> TO DO:
A - According to the cluster computing excerpt, how much processing time do jobs sent to a batch queue typically need?
B - Name every application area that the cluster computing excerpt says batch processing is useful for.
C - Write out the cluster computing excerpt from "[Figure, page 2: illustration." up to and including "traditional multiprocessor computer.".

> PAGE EXCERPT:
+++
Tasks are automatically sent to the cluster via a central queue or a
distributed queue, depending on the batch queueing solution used. Jobs
sent to a queue are large compute-intensive calculations, background
jobs, and other non-interactive tasks which typically require more than
ten minutes processing time. Batch processing is useful for applications
such as CAE, CAD, software development, and scientific analysis. For
example, a software developer uses batch queueing software to run
compiles on a cluster while the developer's own workstation is free to
do more interactive development. The batch software, such as Task Broker
or NQS, performs functions such as task distribution and balancing the
workload to maximize performance.
[Figure, page 2: illustration. Captions: Batch; Lots of Jobs to Lots
of CPUs; Cluster]
Parallel Processing with Clusters
When a cluster operates in parallel processing mode, as shown in the
following figure, a large job sent to the cluster is divided among
multiple CPUs. Parallel processing is an advanced form of clustering and
requires modifications to the application software to break it up into
relatively independent tasks. The customer uses software tools such as
Linda or PVM to help parse the program into smaller pieces of code or
information. In a parallel processing cluster, interaction between
processors can be slower than in a traditional multiprocessor computer.
Applications must have a high ratio of compute-intensive calculations to
I/O communications to perform well in a cluster computing environment.
This type of application is called a coarse-grained application.
Molecular dynamics, raytracing used in visualization, and seismic data
analysis are examples of coarse-grained applications.
[Figure, page 3: illustration. Captions: Parallel; One Job to Lots of
CPUs; Cluster]
The Convex/HP Partnership
HP has extended its partnership with Convex Computer to include Cluster
Computing. Convex is a leader in the supercomputer market and provides a
high level of expertise in parallel processing. Convex is a member of
PRO (Precision RISC Organization) and will develop MPP (Massively
Parallel Processing) machines using the PA-RISC chip. Convex has ported
three cluster computing enabling products to the Series 700 workstation.
The products are ConvexNQS+, ConvexPVM, and ConvexMLIB. HP and Convex
are pooling knowledge and resources to develop a suite of scalable
computing products to meet the needs of the compute-intensive market.
The result of this relationship is a four-tiered product offering for
computational clusters.
[Figure, page 3: illustration. Captions: Cluster Solutions; Desktop
Cluster Existing Workstations on a LAN; Dedicated Cluster of
Workstation Servers; Pre-assembled Cluster; Meta Series Convex
C Series Super Computer with Series 700 Workstations]
1. Desktop Cluster: Here, with the addition of the right batch or
parallel processing software, existing desktop workstations are utilized
as a single computational resource in off-hours to do batch or parallel
processing in addition to the interactive design work they were
purchased for.
2. Dedicated Cluster: Many people have already set up dedicated
clusters of segregated workstations in addition to those on the desktop
to off-load the very computationally intensive parts of their work to
free up the interactivity of the desktop client. Typically several high-
performance workstation servers are set up for this task.
+++
> DATA SECTION:
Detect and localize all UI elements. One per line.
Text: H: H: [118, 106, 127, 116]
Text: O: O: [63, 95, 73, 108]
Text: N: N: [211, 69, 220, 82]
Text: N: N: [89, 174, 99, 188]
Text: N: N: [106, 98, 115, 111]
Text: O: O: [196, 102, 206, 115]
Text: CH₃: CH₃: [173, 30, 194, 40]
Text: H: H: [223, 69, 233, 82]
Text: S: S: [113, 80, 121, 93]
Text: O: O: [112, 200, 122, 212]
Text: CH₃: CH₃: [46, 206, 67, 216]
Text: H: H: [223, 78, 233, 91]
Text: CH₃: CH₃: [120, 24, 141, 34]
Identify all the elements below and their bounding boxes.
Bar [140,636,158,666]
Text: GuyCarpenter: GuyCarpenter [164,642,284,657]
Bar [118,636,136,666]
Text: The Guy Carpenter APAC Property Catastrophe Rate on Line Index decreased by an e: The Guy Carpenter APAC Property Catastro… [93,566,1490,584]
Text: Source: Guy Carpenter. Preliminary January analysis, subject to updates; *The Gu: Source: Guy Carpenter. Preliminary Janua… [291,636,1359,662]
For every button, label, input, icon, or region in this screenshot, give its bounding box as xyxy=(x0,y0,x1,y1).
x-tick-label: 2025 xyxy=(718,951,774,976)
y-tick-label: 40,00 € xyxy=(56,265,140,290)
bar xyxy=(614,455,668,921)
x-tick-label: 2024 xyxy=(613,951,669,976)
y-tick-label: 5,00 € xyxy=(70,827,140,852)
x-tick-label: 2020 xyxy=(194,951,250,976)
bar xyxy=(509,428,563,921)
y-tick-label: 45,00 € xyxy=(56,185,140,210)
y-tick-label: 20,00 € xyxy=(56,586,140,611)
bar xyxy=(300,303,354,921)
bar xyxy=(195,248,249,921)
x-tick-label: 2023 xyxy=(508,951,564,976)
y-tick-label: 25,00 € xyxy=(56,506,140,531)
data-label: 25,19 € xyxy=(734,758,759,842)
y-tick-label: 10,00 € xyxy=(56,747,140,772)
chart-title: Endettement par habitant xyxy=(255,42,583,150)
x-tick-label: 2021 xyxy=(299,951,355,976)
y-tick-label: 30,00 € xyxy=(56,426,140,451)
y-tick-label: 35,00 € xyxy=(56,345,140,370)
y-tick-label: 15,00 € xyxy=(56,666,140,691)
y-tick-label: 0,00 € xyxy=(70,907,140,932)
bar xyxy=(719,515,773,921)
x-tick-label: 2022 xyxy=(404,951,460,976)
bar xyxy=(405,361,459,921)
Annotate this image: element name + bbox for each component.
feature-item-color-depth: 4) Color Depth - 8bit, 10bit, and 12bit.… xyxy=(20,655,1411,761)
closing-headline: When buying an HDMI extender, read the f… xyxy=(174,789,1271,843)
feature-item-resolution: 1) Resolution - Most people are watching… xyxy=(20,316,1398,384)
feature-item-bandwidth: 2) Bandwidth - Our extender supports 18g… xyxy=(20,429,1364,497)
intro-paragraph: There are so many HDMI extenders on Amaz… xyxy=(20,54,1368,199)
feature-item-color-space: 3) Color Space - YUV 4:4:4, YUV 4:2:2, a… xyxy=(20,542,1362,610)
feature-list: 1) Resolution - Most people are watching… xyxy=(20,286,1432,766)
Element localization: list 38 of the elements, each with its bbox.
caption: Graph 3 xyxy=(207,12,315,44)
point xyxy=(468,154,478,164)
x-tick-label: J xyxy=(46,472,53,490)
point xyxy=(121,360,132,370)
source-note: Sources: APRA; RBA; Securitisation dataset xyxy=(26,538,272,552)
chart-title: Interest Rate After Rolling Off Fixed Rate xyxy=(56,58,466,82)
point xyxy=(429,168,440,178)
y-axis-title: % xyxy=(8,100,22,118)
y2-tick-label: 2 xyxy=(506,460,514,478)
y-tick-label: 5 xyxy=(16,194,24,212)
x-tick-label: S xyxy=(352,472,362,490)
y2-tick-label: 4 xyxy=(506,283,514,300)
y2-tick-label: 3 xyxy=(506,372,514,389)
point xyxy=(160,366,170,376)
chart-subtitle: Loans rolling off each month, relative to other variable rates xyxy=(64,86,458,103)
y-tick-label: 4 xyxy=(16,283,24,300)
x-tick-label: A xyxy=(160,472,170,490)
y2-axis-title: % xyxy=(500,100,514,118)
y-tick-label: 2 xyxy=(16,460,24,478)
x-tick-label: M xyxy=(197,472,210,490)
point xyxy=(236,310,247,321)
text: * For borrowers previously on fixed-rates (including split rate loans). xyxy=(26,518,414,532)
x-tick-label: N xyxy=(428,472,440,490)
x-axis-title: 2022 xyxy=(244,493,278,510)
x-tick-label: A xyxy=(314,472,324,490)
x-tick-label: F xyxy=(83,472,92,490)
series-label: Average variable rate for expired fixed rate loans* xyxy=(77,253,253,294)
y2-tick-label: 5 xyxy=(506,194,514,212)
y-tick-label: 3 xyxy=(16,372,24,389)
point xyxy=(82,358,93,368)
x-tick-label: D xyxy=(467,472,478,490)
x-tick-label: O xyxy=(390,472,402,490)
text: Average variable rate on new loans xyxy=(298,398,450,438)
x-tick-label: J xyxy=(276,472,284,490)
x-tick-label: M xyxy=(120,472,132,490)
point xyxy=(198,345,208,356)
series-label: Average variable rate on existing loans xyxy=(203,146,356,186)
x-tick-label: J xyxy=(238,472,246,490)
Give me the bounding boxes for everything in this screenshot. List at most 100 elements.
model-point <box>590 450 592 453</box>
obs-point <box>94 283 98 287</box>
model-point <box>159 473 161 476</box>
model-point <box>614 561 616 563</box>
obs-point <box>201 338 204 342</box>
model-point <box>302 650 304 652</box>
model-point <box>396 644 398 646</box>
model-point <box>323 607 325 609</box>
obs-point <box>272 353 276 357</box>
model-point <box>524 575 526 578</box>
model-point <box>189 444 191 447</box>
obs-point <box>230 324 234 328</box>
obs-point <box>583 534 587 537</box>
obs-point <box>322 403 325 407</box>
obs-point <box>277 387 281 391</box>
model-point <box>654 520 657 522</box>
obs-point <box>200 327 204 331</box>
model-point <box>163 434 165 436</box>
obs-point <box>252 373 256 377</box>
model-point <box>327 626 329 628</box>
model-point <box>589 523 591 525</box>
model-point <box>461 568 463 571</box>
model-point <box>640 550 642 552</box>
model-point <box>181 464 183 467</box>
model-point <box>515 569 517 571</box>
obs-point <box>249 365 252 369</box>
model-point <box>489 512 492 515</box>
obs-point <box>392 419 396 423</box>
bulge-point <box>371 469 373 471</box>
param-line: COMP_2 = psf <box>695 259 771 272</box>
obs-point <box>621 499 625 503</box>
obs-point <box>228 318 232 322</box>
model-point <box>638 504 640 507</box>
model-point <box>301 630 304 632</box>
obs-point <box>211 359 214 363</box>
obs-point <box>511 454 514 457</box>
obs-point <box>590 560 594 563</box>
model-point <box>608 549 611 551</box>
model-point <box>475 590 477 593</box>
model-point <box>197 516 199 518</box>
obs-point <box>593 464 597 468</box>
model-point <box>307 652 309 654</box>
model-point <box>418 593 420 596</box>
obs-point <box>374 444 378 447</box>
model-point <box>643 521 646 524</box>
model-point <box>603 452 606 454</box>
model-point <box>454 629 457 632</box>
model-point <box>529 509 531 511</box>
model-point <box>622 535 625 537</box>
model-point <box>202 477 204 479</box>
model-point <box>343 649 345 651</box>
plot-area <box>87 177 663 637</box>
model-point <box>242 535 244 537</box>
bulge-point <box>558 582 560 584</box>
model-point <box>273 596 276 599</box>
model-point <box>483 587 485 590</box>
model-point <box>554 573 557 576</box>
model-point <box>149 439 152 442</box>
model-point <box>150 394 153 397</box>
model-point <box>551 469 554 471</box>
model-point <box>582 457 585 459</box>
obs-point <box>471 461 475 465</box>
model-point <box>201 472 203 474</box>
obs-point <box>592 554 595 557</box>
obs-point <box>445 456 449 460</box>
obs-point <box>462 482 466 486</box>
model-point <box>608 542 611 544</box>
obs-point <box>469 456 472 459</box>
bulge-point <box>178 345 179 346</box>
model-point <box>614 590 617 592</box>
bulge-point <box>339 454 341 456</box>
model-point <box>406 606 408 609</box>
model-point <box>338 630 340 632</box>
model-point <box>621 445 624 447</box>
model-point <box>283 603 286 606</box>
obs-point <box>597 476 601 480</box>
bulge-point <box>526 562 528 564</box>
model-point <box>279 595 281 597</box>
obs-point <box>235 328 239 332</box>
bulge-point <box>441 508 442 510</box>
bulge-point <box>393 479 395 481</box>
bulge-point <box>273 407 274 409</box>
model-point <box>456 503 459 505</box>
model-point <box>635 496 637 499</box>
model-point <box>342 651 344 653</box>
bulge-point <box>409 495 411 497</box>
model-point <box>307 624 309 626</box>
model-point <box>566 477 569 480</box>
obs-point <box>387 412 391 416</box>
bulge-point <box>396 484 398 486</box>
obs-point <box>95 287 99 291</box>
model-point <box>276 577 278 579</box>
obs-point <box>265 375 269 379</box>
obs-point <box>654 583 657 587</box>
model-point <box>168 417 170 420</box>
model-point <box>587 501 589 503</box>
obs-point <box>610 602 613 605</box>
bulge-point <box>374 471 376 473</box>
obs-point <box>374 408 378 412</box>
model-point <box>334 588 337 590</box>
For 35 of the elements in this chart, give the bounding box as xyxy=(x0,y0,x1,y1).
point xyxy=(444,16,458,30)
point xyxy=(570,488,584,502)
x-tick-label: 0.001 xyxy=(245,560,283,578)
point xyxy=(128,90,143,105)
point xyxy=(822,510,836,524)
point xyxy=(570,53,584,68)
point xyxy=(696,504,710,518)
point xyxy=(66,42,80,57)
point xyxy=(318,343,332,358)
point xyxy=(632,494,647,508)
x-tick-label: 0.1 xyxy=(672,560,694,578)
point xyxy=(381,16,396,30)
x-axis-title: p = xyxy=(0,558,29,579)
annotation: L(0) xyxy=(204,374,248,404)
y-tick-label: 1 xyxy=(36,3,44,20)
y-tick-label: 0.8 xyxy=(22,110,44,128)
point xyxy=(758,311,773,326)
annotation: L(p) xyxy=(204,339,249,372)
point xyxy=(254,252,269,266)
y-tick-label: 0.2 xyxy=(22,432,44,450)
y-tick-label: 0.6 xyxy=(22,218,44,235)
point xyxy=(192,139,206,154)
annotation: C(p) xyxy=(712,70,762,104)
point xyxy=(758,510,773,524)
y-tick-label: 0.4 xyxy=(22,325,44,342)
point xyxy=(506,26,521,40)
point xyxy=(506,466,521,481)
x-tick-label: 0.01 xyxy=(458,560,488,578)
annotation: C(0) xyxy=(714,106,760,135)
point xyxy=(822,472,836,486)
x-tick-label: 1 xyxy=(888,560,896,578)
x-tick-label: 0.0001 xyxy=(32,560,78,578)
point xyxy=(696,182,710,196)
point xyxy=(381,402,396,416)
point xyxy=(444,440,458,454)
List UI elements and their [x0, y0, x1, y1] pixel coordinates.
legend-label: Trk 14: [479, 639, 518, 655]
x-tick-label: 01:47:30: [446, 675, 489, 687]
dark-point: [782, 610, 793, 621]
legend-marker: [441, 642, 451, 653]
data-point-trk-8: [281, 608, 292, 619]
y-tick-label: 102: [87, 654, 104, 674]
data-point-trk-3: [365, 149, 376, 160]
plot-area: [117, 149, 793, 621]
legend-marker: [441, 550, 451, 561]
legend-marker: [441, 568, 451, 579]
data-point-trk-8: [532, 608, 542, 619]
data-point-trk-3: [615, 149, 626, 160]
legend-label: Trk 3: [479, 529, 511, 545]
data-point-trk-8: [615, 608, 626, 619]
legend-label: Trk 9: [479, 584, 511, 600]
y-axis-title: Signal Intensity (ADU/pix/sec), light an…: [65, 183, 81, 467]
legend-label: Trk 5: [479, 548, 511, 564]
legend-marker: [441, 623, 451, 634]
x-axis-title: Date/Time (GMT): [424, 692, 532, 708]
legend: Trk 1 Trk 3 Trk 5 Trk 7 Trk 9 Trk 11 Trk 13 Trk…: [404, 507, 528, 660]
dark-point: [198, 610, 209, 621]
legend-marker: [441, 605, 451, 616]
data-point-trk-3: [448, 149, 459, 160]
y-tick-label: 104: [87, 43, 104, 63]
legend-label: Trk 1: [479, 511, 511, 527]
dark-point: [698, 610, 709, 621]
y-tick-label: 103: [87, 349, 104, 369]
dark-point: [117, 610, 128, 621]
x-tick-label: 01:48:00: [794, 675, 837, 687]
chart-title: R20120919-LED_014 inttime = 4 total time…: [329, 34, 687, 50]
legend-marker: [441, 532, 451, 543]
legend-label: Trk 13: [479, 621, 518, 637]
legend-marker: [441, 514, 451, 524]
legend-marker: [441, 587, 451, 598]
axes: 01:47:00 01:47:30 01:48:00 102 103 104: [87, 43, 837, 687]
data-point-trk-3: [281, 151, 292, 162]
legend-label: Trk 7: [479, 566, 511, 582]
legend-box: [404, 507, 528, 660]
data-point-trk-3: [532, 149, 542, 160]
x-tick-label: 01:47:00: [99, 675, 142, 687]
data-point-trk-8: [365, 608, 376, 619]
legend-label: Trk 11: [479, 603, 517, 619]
+++
> SOLUTION SET:
A - More than ten minutes.

B - CAE, CAD, software development, scientific analysis

C -
[Figure, page 2: illustration. Captions: Batch; Lots of Jobs to Lots
of CPUs; Cluster]
Parallel Processing with Clusters
When a cluster operates in parallel processing mode, as shown in the
following figure, a large job sent to the cluster is divided among
multiple CPUs. Parallel processing is an advanced form of clustering and
requires modifications to the application software to break it up into
relatively independent tasks. The customer uses software tools such as
Linda or PVM to help parse the program into smaller pieces of code or
information. In a parallel processing cluster, interaction between
processors can be slower than in a traditional multiprocessor computer.